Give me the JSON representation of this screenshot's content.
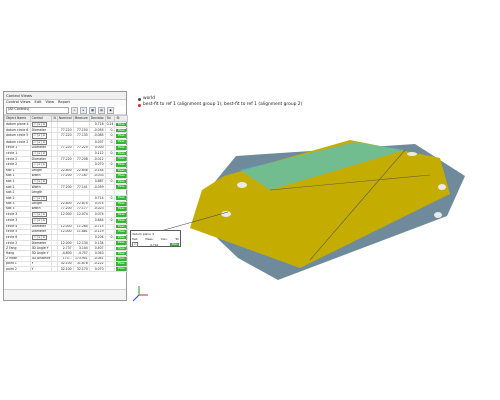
{
  "control_panel": {
    "title": "Control Views",
    "menu": [
      "Control Views",
      "Edit",
      "View",
      "Report"
    ],
    "dropdown_value": "(All Controls)",
    "columns": [
      "Object Name",
      "Control",
      "N",
      "Nominal",
      "Measure",
      "Deviatio",
      "Tol",
      "St"
    ],
    "rows": [
      {
        "name": "datum plane 4",
        "control": "gdt",
        "n": "",
        "nominal": "",
        "measure": "",
        "dev": "0.716",
        "tol": "0.24",
        "st": "Pass"
      },
      {
        "name": "datum circle 6",
        "control": "Diameter",
        "n": "",
        "nominal": "77.220",
        "measure": "77.150",
        "dev": "-0.055",
        "tol": "0.",
        "st": "Pass"
      },
      {
        "name": "datum circle 5",
        "control": "gdt",
        "n": "",
        "nominal": "77.220",
        "measure": "77.135",
        "dev": "-0.085",
        "tol": "0.",
        "st": "Pass"
      },
      {
        "name": "datum circle 2",
        "control": "gdt",
        "n": "",
        "nominal": "",
        "measure": "",
        "dev": "0.037",
        "tol": "0.",
        "st": "Pass"
      },
      {
        "name": "circle 1",
        "control": "Diameter",
        "n": "",
        "nominal": "77.220",
        "measure": "77.220",
        "dev": "0.000",
        "tol": "",
        "st": "Pass"
      },
      {
        "name": "circle 1",
        "control": "gdt",
        "n": "",
        "nominal": "",
        "measure": "",
        "dev": "0.112",
        "tol": "0.",
        "st": "Pass"
      },
      {
        "name": "circle 2",
        "control": "Diameter",
        "n": "",
        "nominal": "77.220",
        "measure": "77.208",
        "dev": "-0.012",
        "tol": "",
        "st": "Pass"
      },
      {
        "name": "circle 2",
        "control": "gdt",
        "n": "",
        "nominal": "",
        "measure": "",
        "dev": "0.070",
        "tol": "0.",
        "st": "Pass"
      },
      {
        "name": "slot 1",
        "control": "Length",
        "n": "",
        "nominal": "22.800",
        "measure": "22.656",
        "dev": "-0.144",
        "tol": "",
        "st": "Pass"
      },
      {
        "name": "slot 1",
        "control": "Width",
        "n": "",
        "nominal": "77.200",
        "measure": "77.167",
        "dev": "-0.033",
        "tol": "",
        "st": "Pass"
      },
      {
        "name": "slot 1",
        "control": "gdt",
        "n": "",
        "nominal": "",
        "measure": "",
        "dev": "0.887",
        "tol": "0.",
        "st": "Pass"
      },
      {
        "name": "slot 2",
        "control": "Width",
        "n": "",
        "nominal": "77.200",
        "measure": "77.141",
        "dev": "-0.059",
        "tol": "",
        "st": "Pass"
      },
      {
        "name": "slot 2",
        "control": "Length",
        "n": "",
        "nominal": "",
        "measure": "",
        "dev": "",
        "tol": "",
        "st": ""
      },
      {
        "name": "slot 2",
        "control": "gdt",
        "n": "",
        "nominal": "",
        "measure": "",
        "dev": "0.714",
        "tol": "0.",
        "st": "Pass"
      },
      {
        "name": "slot 3",
        "control": "Length",
        "n": "",
        "nominal": "22.800",
        "measure": "22.874",
        "dev": "0.074",
        "tol": "",
        "st": "Pass"
      },
      {
        "name": "slot 3",
        "control": "Width",
        "n": "",
        "nominal": "77.200",
        "measure": "77.177",
        "dev": "-0.023",
        "tol": "",
        "st": "Pass"
      },
      {
        "name": "circle 3",
        "control": "gdt",
        "n": "",
        "nominal": "12.000",
        "measure": "12.074",
        "dev": "0.074",
        "tol": "",
        "st": "Pass"
      },
      {
        "name": "circle 3",
        "control": "gdt",
        "n": "",
        "nominal": "",
        "measure": "",
        "dev": "0.644",
        "tol": "0.",
        "st": "Pass"
      },
      {
        "name": "circle 4",
        "control": "Diameter",
        "n": "",
        "nominal": "12.000",
        "measure": "11.285",
        "dev": "-0.715",
        "tol": "",
        "st": "Pass"
      },
      {
        "name": "circle 5",
        "control": "Diameter",
        "n": "",
        "nominal": "12.000",
        "measure": "11.881",
        "dev": "-0.119",
        "tol": "",
        "st": "Pass"
      },
      {
        "name": "circle 6",
        "control": "gdt",
        "n": "",
        "nominal": "",
        "measure": "",
        "dev": "0.204",
        "tol": "0.",
        "st": "Pass"
      },
      {
        "name": "circle 2",
        "control": "Diameter",
        "n": "",
        "nominal": "12.000",
        "measure": "12.134",
        "dev": "0.134",
        "tol": "",
        "st": "Pass"
      },
      {
        "name": "Z Fang",
        "control": "3D Angle Y",
        "n": "",
        "nominal": "2.737",
        "measure": "3.144",
        "dev": "0.407",
        "tol": "",
        "st": "Pass"
      },
      {
        "name": "Hang",
        "control": "3D Angle Y",
        "n": "",
        "nominal": "-4.800",
        "measure": "-4.757",
        "dev": "0.043",
        "tol": "",
        "st": "Pass"
      },
      {
        "name": "Z Mitte",
        "control": "3D Distance",
        "n": "",
        "nominal": "173...",
        "measure": "173.951",
        "dev": "-0.041",
        "tol": "",
        "st": "Pass"
      },
      {
        "name": "point 1",
        "control": "Y",
        "n": "",
        "nominal": "32.100",
        "measure": "31.878",
        "dev": "-0.222",
        "tol": "",
        "st": "Pass"
      },
      {
        "name": "point 2",
        "control": "Y",
        "n": "",
        "nominal": "32.100",
        "measure": "32.170",
        "dev": "0.070",
        "tol": "",
        "st": "Pass"
      }
    ]
  },
  "scene_tree": {
    "root": "world",
    "child": "best-fit to ref 1 (alignment group 1), best-fit to ref 1 (alignment group 2)"
  },
  "callout": {
    "title": "datum plane 4",
    "columns": [
      "Test",
      "Meas.",
      "Dev.",
      "Tol"
    ],
    "measure": "0.716",
    "status": "Pass"
  },
  "colors": {
    "part_yellow": "#c8b400",
    "part_cyan": "#48c2cc",
    "pass_green": "#2db82d"
  }
}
......
» AIM
Pick out each line in the material containing "title".

» ANSWER BELOW
    "title": "Control Views",
    "title": "datum plane 4",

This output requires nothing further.